Record extracts:
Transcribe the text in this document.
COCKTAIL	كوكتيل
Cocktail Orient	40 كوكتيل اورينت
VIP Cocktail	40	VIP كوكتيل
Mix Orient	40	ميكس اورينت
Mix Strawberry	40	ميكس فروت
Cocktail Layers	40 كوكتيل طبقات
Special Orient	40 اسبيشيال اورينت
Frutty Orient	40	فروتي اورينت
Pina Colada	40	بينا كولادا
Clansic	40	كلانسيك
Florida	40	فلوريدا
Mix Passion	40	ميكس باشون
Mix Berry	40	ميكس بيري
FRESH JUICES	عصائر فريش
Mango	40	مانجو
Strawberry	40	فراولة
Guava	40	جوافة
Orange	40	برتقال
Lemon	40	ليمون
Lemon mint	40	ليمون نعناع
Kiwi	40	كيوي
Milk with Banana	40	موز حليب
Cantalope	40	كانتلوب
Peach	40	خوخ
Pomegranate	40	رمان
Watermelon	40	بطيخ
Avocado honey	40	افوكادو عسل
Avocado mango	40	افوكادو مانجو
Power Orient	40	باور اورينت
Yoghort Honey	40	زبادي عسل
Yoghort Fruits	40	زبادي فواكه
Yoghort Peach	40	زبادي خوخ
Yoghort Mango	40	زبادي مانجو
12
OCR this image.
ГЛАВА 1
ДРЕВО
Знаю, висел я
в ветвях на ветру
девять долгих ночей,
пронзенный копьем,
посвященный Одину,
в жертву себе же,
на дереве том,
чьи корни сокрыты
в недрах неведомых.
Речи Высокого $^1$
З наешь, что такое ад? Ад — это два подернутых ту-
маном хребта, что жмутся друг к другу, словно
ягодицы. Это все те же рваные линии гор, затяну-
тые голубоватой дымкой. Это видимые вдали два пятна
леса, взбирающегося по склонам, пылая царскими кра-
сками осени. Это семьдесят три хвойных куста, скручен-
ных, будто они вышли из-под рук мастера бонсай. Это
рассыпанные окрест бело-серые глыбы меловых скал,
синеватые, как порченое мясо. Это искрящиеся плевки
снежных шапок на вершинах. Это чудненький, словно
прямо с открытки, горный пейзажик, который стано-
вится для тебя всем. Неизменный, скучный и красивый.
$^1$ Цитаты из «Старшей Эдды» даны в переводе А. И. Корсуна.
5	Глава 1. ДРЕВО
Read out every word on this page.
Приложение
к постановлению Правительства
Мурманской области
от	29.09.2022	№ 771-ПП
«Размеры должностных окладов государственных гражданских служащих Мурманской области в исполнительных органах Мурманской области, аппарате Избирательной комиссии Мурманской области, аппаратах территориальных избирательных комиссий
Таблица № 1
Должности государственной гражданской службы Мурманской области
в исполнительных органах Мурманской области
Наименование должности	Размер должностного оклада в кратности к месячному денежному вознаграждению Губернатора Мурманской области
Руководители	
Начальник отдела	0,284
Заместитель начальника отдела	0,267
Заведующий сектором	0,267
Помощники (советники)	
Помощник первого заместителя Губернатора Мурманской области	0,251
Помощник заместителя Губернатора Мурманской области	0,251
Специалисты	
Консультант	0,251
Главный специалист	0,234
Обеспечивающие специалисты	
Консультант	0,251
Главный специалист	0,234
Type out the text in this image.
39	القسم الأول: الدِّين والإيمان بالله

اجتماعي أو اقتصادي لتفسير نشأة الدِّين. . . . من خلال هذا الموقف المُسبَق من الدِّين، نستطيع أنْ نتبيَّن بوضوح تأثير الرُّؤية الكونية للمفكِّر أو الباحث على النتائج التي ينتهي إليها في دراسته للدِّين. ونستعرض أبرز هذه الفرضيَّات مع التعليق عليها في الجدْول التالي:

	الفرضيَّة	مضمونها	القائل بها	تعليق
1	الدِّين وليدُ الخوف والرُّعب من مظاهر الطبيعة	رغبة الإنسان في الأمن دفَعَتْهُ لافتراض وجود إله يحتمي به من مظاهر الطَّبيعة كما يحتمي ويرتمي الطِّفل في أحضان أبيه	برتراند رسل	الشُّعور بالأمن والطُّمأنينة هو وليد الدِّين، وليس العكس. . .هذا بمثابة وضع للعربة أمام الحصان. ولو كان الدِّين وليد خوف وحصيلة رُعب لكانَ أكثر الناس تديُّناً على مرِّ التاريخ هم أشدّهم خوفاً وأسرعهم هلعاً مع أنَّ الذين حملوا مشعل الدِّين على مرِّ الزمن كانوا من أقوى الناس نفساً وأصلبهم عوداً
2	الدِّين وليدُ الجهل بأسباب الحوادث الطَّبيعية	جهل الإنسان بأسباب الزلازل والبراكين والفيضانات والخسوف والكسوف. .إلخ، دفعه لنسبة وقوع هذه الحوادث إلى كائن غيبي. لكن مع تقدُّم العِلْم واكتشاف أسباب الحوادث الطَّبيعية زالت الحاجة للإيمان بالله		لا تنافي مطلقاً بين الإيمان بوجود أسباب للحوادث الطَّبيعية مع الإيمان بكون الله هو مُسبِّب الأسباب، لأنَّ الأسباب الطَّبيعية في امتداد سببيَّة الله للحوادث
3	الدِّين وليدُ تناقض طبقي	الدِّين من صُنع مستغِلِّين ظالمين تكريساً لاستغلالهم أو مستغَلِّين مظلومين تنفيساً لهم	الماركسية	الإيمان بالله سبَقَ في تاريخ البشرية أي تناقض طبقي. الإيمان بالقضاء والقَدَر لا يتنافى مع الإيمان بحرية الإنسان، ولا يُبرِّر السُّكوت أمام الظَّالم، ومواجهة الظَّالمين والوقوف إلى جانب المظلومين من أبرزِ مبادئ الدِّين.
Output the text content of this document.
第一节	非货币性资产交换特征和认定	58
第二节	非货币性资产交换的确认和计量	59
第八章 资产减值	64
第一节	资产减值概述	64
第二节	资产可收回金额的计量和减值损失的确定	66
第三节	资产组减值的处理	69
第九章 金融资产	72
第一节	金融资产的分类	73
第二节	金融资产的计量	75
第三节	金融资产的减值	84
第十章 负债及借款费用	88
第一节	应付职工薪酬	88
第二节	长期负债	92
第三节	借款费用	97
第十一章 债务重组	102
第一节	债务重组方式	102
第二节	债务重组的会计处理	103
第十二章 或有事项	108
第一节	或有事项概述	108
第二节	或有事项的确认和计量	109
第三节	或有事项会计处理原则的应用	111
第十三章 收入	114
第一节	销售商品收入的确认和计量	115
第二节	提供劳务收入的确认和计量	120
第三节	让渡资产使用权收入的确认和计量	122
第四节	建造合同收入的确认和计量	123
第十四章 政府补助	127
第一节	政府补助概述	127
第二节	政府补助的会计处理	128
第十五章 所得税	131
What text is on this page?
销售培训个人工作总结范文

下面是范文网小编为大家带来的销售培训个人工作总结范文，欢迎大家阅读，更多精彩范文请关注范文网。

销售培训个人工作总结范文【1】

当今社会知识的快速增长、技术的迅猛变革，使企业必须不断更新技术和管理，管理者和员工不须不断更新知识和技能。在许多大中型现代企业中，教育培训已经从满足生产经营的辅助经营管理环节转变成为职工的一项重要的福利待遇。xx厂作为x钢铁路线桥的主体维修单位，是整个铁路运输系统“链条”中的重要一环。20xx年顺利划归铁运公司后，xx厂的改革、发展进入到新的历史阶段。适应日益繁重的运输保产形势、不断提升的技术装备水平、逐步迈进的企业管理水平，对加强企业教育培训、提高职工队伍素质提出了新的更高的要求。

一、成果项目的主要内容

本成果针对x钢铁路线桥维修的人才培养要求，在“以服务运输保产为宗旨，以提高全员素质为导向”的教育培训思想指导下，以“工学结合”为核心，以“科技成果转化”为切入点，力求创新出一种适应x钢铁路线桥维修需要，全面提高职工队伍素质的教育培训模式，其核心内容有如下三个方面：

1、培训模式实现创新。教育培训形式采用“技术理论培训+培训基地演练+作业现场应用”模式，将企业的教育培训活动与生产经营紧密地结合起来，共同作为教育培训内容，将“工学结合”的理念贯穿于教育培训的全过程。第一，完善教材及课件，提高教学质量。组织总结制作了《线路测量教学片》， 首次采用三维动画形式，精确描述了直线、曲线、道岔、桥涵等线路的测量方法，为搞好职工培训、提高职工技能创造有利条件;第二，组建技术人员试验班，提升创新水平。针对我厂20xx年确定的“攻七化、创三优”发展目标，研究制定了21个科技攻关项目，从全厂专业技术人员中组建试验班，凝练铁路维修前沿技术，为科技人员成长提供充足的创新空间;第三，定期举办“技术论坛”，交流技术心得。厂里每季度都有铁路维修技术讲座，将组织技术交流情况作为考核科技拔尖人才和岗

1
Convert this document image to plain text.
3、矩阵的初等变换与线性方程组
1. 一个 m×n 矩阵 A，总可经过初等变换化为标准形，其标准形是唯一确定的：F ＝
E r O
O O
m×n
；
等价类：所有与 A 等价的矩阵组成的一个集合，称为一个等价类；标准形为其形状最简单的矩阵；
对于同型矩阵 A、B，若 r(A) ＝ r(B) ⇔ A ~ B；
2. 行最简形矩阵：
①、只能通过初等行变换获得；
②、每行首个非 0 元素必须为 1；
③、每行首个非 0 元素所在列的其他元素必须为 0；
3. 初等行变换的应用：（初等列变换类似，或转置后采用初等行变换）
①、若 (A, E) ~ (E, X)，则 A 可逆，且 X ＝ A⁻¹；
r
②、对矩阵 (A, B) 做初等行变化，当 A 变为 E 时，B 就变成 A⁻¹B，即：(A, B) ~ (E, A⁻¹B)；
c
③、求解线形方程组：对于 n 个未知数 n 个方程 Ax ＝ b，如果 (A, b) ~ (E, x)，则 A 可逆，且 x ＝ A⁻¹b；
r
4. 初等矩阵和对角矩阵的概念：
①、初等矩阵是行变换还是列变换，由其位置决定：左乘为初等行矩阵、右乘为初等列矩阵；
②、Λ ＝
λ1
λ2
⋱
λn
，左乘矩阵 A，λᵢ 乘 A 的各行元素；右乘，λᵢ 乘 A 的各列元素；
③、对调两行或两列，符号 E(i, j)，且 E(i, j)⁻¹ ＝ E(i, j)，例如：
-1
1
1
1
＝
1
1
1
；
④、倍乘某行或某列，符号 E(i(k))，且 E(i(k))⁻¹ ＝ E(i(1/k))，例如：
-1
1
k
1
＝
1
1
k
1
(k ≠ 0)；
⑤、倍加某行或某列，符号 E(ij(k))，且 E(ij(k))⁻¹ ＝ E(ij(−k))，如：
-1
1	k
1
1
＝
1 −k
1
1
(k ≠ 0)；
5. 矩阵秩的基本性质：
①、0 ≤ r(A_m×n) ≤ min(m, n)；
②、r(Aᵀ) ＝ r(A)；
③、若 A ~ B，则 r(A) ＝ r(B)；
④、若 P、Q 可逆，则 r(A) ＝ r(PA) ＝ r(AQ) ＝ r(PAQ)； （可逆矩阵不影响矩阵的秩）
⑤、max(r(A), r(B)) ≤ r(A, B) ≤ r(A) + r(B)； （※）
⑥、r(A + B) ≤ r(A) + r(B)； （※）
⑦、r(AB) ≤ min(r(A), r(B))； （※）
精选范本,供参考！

Exercise: Search the lines for "области". Copy each line that has it.

Task solution:
Мурманской области
«Размеры должностных окладов государственных гражданских служащих Мурманской области в исполнительных органах Мурманской области, аппарате Избирательной комиссии Мурманской области, аппаратах территориальных избирательных комиссий
Должности государственной гражданской службы Мурманской области
в исполнительных органах Мурманской области
Наименование должности	Размер должностного оклада в кратности к месячному денежному вознаграждению Губернатора Мурманской области
Помощник первого заместителя Губернатора Мурманской области	0,251
Помощник заместителя Губернатора Мурманской области	0,251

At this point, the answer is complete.